REQUIRED TASK. Rewrite the lines below with every instance of "candle-body" renamed to "bar-body", leaving all other text unchanged.

(Stored data)
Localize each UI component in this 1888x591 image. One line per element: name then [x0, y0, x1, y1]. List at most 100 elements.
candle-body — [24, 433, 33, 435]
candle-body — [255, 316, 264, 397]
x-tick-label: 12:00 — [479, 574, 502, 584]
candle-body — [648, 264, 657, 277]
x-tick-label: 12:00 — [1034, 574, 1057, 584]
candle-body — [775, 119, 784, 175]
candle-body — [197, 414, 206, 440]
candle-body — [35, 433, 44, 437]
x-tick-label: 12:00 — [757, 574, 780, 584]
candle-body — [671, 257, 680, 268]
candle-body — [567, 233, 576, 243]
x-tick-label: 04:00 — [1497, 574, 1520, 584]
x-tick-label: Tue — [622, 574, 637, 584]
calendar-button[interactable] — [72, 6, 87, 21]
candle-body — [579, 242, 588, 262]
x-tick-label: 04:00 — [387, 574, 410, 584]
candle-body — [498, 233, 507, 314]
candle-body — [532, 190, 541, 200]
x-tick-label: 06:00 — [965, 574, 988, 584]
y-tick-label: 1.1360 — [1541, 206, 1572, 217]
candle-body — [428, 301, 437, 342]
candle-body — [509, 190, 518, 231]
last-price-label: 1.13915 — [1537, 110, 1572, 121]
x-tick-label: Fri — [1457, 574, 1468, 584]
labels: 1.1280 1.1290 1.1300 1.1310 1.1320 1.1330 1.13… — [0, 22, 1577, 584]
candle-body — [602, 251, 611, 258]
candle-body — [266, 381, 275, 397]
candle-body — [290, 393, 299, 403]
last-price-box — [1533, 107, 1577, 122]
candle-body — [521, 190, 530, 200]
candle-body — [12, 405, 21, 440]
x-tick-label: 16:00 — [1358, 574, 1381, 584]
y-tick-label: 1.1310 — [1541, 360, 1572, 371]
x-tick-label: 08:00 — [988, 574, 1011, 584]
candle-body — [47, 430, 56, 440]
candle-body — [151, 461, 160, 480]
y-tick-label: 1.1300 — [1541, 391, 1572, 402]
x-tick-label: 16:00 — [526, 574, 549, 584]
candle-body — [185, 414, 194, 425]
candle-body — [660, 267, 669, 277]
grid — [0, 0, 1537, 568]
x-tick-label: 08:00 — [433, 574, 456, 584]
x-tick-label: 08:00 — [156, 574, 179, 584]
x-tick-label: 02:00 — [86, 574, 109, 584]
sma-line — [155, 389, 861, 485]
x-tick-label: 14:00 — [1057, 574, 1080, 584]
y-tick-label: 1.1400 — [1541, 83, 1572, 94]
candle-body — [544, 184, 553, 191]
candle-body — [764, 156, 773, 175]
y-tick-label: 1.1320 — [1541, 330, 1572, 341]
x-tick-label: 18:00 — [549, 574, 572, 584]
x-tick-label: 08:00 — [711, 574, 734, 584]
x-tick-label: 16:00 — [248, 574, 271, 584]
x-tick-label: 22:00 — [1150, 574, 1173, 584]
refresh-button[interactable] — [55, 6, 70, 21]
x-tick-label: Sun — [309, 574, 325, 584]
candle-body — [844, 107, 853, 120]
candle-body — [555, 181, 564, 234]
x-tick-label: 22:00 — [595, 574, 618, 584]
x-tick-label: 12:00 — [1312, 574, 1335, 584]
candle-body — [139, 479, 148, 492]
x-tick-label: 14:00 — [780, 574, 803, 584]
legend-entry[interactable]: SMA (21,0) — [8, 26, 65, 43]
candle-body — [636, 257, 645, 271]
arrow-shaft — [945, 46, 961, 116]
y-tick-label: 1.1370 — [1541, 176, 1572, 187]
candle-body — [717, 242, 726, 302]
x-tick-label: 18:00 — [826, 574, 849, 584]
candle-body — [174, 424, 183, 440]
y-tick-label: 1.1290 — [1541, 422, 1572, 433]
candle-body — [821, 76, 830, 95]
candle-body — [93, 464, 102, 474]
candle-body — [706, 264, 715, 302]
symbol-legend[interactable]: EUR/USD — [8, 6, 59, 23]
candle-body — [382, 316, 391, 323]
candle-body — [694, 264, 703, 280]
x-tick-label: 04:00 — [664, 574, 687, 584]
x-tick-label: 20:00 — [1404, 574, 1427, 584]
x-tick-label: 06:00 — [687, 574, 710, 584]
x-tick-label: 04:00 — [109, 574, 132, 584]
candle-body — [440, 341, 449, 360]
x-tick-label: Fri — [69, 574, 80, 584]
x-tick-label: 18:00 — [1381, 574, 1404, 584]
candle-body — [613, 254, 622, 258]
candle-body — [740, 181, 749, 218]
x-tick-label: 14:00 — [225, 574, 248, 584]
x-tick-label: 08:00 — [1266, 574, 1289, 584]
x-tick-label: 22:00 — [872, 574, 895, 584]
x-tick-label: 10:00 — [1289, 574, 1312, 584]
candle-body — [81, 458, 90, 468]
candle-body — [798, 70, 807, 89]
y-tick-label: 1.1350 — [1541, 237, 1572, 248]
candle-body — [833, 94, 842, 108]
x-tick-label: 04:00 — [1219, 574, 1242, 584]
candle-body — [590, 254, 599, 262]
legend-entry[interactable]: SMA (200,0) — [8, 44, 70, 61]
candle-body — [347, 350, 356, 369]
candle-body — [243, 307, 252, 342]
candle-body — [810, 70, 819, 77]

CORRECT OUTPUT.
Localize each UI component in this 1888x591 image. One line per element: name then [x0, y0, x1, y1]. List at most 100 elements.
bar-body — [24, 433, 33, 435]
bar-body — [255, 316, 264, 397]
x-tick-label: 12:00 — [479, 574, 502, 584]
bar-body — [648, 264, 657, 277]
x-tick-label: 12:00 — [1034, 574, 1057, 584]
bar-body — [775, 119, 784, 175]
bar-body — [197, 414, 206, 440]
bar-body — [35, 433, 44, 437]
x-tick-label: 12:00 — [757, 574, 780, 584]
bar-body — [671, 257, 680, 268]
bar-body — [567, 233, 576, 243]
x-tick-label: 04:00 — [1497, 574, 1520, 584]
x-tick-label: Tue — [622, 574, 637, 584]
calendar-button[interactable] — [72, 6, 87, 21]
bar-body — [579, 242, 588, 262]
x-tick-label: 04:00 — [387, 574, 410, 584]
bar-body — [498, 233, 507, 314]
bar-body — [532, 190, 541, 200]
x-tick-label: 06:00 — [965, 574, 988, 584]
y-tick-label: 1.1360 — [1541, 206, 1572, 217]
bar-body — [428, 301, 437, 342]
bar-body — [509, 190, 518, 231]
last-price-label: 1.13915 — [1537, 110, 1572, 121]
x-tick-label: Fri — [1457, 574, 1468, 584]
labels: 1.1280 1.1290 1.1300 1.1310 1.1320 1.1330 1.13… — [0, 22, 1577, 584]
bar-body — [602, 251, 611, 258]
bar-body — [266, 381, 275, 397]
bar-body — [290, 393, 299, 403]
last-price-box — [1533, 107, 1577, 122]
bar-body — [521, 190, 530, 200]
bar-body — [12, 405, 21, 440]
x-tick-label: 16:00 — [1358, 574, 1381, 584]
y-tick-label: 1.1310 — [1541, 360, 1572, 371]
x-tick-label: 08:00 — [988, 574, 1011, 584]
bar-body — [47, 430, 56, 440]
bar-body — [151, 461, 160, 480]
y-tick-label: 1.1300 — [1541, 391, 1572, 402]
x-tick-label: 16:00 — [526, 574, 549, 584]
bar-body — [185, 414, 194, 425]
bar-body — [660, 267, 669, 277]
grid — [0, 0, 1537, 568]
x-tick-label: 08:00 — [433, 574, 456, 584]
x-tick-label: 08:00 — [156, 574, 179, 584]
x-tick-label: 02:00 — [86, 574, 109, 584]
sma-line — [155, 389, 861, 485]
x-tick-label: 14:00 — [1057, 574, 1080, 584]
y-tick-label: 1.1400 — [1541, 83, 1572, 94]
bar-body — [544, 184, 553, 191]
bar-body — [764, 156, 773, 175]
y-tick-label: 1.1320 — [1541, 330, 1572, 341]
x-tick-label: 18:00 — [549, 574, 572, 584]
x-tick-label: 08:00 — [711, 574, 734, 584]
x-tick-label: 16:00 — [248, 574, 271, 584]
x-tick-label: 22:00 — [1150, 574, 1173, 584]
refresh-button[interactable] — [55, 6, 70, 21]
x-tick-label: Sun — [309, 574, 325, 584]
bar-body — [844, 107, 853, 120]
bar-body — [555, 181, 564, 234]
x-tick-label: 22:00 — [595, 574, 618, 584]
x-tick-label: 12:00 — [1312, 574, 1335, 584]
bar-body — [139, 479, 148, 492]
x-tick-label: 14:00 — [780, 574, 803, 584]
legend-entry[interactable]: SMA (21,0) — [8, 26, 65, 43]
bar-body — [636, 257, 645, 271]
arrow-shaft — [945, 46, 961, 116]
y-tick-label: 1.1370 — [1541, 176, 1572, 187]
bar-body — [717, 242, 726, 302]
x-tick-label: 18:00 — [826, 574, 849, 584]
bar-body — [174, 424, 183, 440]
y-tick-label: 1.1290 — [1541, 422, 1572, 433]
bar-body — [821, 76, 830, 95]
bar-body — [93, 464, 102, 474]
bar-body — [706, 264, 715, 302]
symbol-legend[interactable]: EUR/USD — [8, 6, 59, 23]
bar-body — [382, 316, 391, 323]
bar-body — [694, 264, 703, 280]
x-tick-label: 04:00 — [664, 574, 687, 584]
x-tick-label: 20:00 — [1404, 574, 1427, 584]
x-tick-label: 06:00 — [687, 574, 710, 584]
x-tick-label: 04:00 — [109, 574, 132, 584]
bar-body — [440, 341, 449, 360]
x-tick-label: Fri — [69, 574, 80, 584]
x-tick-label: 18:00 — [1381, 574, 1404, 584]
bar-body — [613, 254, 622, 258]
bar-body — [740, 181, 749, 218]
x-tick-label: 14:00 — [225, 574, 248, 584]
x-tick-label: 08:00 — [1266, 574, 1289, 584]
x-tick-label: 22:00 — [872, 574, 895, 584]
x-tick-label: 10:00 — [1289, 574, 1312, 584]
bar-body — [81, 458, 90, 468]
bar-body — [798, 70, 807, 89]
y-tick-label: 1.1350 — [1541, 237, 1572, 248]
bar-body — [833, 94, 842, 108]
x-tick-label: 04:00 — [1219, 574, 1242, 584]
bar-body — [590, 254, 599, 262]
legend-entry[interactable]: SMA (200,0) — [8, 44, 70, 61]
bar-body — [347, 350, 356, 369]
bar-body — [243, 307, 252, 342]
bar-body — [810, 70, 819, 77]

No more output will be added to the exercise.